» WORK REQUIRED:
Collect all the lines that mention the word "object".

━━━

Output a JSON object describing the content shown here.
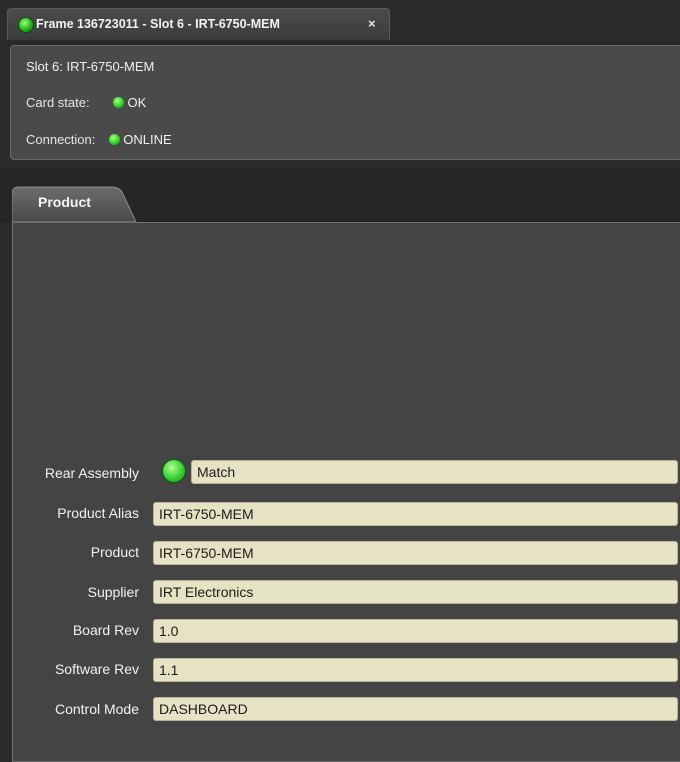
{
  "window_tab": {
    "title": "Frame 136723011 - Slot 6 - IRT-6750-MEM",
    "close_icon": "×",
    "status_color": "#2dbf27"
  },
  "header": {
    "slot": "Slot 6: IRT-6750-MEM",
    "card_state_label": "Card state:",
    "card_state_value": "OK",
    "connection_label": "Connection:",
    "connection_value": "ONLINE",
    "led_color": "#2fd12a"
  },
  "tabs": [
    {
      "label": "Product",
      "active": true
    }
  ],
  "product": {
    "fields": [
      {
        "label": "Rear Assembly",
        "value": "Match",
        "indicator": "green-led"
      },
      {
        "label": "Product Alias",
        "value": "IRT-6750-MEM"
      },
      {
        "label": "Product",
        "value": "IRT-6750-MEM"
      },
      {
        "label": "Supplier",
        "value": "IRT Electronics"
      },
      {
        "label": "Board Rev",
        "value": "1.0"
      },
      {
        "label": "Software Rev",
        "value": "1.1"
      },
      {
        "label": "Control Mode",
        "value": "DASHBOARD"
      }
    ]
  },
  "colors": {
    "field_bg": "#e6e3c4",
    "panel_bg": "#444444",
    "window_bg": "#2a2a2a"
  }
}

━━━

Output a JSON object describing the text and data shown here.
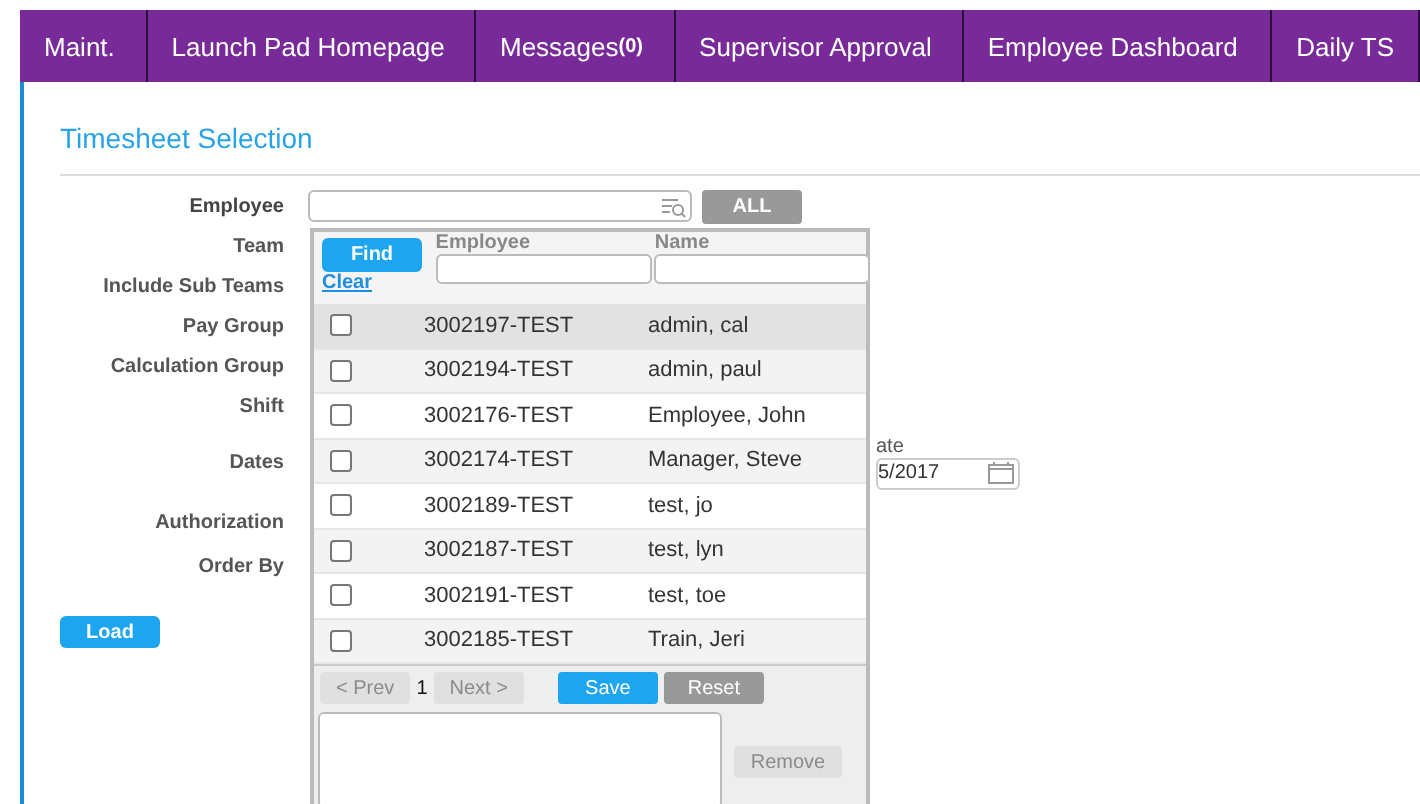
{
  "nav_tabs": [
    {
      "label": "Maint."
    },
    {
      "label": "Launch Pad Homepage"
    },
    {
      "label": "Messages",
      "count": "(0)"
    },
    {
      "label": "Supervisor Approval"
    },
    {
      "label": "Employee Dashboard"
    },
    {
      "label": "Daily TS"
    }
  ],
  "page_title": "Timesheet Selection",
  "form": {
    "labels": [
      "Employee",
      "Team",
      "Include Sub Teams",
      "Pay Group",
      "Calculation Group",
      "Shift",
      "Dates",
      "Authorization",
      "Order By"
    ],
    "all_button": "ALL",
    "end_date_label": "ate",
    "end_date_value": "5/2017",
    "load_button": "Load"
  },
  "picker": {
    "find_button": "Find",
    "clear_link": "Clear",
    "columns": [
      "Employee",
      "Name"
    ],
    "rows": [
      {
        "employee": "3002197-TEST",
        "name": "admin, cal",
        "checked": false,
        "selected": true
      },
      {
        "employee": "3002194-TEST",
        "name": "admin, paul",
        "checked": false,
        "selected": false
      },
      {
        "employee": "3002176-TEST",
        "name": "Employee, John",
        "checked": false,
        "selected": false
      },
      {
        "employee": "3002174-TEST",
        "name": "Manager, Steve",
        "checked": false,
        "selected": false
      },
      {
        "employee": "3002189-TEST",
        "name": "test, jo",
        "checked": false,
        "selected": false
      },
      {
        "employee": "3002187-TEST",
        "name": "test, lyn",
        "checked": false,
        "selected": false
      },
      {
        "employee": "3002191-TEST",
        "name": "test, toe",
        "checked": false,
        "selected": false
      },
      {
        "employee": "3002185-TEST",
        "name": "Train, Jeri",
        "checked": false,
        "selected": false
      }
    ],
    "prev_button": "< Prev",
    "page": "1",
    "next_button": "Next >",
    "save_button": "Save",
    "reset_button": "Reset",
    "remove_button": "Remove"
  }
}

━━━

» FINISHED EXERCISE:
Output a JSON object describing the content shown here.
Output a JSON object describing the text and data shown here.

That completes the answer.